▶ **Description of the task**: Could you retype everything from the start of the records down to and including the line containing "Text: 160: 160: [743, 1108, 784, 1129]", matching each line character for character?

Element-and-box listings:
·····

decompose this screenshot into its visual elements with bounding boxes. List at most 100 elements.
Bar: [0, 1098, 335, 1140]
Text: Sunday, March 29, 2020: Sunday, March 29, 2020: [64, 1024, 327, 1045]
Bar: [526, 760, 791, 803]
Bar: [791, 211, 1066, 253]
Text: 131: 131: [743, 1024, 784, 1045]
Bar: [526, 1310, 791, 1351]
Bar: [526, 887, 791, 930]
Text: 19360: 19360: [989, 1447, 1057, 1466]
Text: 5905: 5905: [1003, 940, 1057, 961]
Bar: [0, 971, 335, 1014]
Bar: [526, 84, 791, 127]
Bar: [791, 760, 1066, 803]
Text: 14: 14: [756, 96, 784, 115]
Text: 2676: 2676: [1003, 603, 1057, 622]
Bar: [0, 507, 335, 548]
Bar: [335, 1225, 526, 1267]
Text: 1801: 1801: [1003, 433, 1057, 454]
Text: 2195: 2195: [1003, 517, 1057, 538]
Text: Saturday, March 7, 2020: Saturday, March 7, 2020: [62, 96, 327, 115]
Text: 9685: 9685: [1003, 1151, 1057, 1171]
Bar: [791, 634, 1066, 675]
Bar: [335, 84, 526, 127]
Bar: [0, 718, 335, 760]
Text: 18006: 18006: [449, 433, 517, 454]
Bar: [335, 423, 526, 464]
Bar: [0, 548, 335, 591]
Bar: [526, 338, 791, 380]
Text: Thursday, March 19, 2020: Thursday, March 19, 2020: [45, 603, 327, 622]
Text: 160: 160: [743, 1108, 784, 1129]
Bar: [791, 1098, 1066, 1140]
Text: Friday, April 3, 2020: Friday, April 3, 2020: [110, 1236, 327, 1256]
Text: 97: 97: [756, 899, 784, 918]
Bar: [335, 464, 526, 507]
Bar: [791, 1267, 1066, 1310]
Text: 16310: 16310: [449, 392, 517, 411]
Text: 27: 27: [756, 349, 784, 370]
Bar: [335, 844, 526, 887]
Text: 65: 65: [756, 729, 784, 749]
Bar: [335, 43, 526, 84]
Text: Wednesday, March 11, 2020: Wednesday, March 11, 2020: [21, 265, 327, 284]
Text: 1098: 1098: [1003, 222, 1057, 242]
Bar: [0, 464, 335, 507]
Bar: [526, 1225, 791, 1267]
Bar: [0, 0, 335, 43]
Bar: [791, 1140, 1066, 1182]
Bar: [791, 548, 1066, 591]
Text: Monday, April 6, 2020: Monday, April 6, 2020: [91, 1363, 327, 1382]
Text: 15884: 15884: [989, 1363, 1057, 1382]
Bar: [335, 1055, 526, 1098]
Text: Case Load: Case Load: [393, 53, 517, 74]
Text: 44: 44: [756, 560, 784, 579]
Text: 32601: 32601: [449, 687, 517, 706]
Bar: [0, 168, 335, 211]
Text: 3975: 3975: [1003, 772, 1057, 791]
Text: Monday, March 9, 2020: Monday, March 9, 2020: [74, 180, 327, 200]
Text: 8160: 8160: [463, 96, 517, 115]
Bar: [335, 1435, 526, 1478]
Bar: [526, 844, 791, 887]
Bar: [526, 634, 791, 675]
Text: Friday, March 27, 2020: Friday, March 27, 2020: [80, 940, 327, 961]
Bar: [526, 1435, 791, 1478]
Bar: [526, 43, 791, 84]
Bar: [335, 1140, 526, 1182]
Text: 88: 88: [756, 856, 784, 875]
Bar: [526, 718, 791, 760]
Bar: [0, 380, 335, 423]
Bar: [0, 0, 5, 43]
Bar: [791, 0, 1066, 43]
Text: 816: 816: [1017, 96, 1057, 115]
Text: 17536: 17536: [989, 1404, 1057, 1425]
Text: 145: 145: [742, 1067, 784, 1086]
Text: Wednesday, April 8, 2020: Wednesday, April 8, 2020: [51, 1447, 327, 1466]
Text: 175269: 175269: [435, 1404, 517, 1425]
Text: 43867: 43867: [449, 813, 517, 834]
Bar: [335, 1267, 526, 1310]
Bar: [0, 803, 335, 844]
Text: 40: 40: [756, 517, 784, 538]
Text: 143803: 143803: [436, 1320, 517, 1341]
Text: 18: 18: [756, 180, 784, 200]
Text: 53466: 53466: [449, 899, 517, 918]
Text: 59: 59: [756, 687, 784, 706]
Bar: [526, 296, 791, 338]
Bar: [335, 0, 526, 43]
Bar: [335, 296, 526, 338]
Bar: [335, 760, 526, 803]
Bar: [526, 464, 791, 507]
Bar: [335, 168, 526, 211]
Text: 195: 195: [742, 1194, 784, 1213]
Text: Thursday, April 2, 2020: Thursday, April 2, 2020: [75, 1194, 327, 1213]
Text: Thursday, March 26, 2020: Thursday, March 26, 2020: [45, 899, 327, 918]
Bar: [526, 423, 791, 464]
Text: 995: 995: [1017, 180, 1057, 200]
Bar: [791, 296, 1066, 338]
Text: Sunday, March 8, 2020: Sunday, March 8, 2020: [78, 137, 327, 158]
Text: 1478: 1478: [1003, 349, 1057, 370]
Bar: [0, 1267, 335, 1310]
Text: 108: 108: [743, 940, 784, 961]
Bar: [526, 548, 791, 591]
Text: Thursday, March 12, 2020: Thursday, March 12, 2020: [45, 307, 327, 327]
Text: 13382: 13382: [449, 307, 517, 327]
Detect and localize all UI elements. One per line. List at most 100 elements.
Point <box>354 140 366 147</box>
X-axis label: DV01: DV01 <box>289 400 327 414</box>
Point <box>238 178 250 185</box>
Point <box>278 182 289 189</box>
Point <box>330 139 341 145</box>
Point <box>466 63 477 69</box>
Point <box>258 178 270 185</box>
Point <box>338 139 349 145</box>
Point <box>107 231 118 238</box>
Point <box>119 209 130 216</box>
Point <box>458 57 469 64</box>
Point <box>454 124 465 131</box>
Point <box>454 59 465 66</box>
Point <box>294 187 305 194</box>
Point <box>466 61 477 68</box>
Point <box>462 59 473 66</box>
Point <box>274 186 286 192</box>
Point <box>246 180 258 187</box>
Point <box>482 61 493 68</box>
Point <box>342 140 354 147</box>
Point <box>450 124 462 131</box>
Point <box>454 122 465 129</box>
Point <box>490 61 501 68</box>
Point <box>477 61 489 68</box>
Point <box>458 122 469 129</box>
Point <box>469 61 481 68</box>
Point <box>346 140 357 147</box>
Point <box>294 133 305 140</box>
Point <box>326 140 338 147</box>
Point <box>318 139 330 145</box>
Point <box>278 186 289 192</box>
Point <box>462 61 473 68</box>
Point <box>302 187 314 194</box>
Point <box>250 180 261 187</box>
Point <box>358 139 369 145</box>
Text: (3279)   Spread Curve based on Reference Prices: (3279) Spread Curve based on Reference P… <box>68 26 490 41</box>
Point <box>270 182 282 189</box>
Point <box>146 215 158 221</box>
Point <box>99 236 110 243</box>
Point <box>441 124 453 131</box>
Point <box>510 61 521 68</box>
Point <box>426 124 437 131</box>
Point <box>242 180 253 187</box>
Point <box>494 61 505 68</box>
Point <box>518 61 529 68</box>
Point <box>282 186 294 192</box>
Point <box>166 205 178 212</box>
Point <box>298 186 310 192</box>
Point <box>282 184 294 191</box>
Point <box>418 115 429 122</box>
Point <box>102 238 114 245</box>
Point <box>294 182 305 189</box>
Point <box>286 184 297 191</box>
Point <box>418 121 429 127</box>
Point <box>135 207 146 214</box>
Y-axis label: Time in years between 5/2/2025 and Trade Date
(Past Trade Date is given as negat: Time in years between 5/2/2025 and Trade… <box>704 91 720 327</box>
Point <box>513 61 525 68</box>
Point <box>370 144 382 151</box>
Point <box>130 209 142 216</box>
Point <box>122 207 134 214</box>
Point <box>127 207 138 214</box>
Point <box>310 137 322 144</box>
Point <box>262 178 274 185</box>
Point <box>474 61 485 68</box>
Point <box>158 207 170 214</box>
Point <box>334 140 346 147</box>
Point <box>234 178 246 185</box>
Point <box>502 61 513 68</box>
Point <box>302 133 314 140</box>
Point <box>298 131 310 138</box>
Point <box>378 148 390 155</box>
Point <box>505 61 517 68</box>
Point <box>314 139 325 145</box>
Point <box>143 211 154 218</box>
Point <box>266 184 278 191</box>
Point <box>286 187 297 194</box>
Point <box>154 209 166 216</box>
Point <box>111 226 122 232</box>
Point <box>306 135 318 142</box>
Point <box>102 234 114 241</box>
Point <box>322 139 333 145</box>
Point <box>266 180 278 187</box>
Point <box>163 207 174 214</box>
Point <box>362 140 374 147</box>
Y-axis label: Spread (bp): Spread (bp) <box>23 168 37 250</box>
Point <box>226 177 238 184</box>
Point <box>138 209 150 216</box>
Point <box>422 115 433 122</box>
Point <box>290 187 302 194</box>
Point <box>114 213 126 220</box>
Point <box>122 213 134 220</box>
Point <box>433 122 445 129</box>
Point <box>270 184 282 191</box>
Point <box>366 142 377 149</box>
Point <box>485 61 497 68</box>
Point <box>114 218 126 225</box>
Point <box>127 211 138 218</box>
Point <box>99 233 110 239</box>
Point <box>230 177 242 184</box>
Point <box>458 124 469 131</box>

·····

▶ **Finished task**:
decompose this screenshot into its visual elements with bounding boxes. List at most 100 elements.
Bar: [0, 1098, 335, 1140]
Text: Sunday, March 29, 2020: Sunday, March 29, 2020: [64, 1024, 327, 1045]
Bar: [526, 760, 791, 803]
Bar: [791, 211, 1066, 253]
Text: 131: 131: [743, 1024, 784, 1045]
Bar: [526, 1310, 791, 1351]
Bar: [526, 887, 791, 930]
Text: 19360: 19360: [989, 1447, 1057, 1466]
Text: 5905: 5905: [1003, 940, 1057, 961]
Bar: [0, 971, 335, 1014]
Bar: [526, 84, 791, 127]
Bar: [791, 760, 1066, 803]
Text: 14: 14: [756, 96, 784, 115]
Text: 2676: 2676: [1003, 603, 1057, 622]
Bar: [0, 507, 335, 548]
Bar: [335, 1225, 526, 1267]
Text: 1801: 1801: [1003, 433, 1057, 454]
Text: 2195: 2195: [1003, 517, 1057, 538]
Text: Saturday, March 7, 2020: Saturday, March 7, 2020: [62, 96, 327, 115]
Text: 9685: 9685: [1003, 1151, 1057, 1171]
Bar: [791, 634, 1066, 675]
Bar: [335, 84, 526, 127]
Bar: [0, 718, 335, 760]
Text: 18006: 18006: [449, 433, 517, 454]
Bar: [335, 423, 526, 464]
Bar: [0, 548, 335, 591]
Bar: [526, 338, 791, 380]
Text: Thursday, March 19, 2020: Thursday, March 19, 2020: [45, 603, 327, 622]
Text: 160: 160: [743, 1108, 784, 1129]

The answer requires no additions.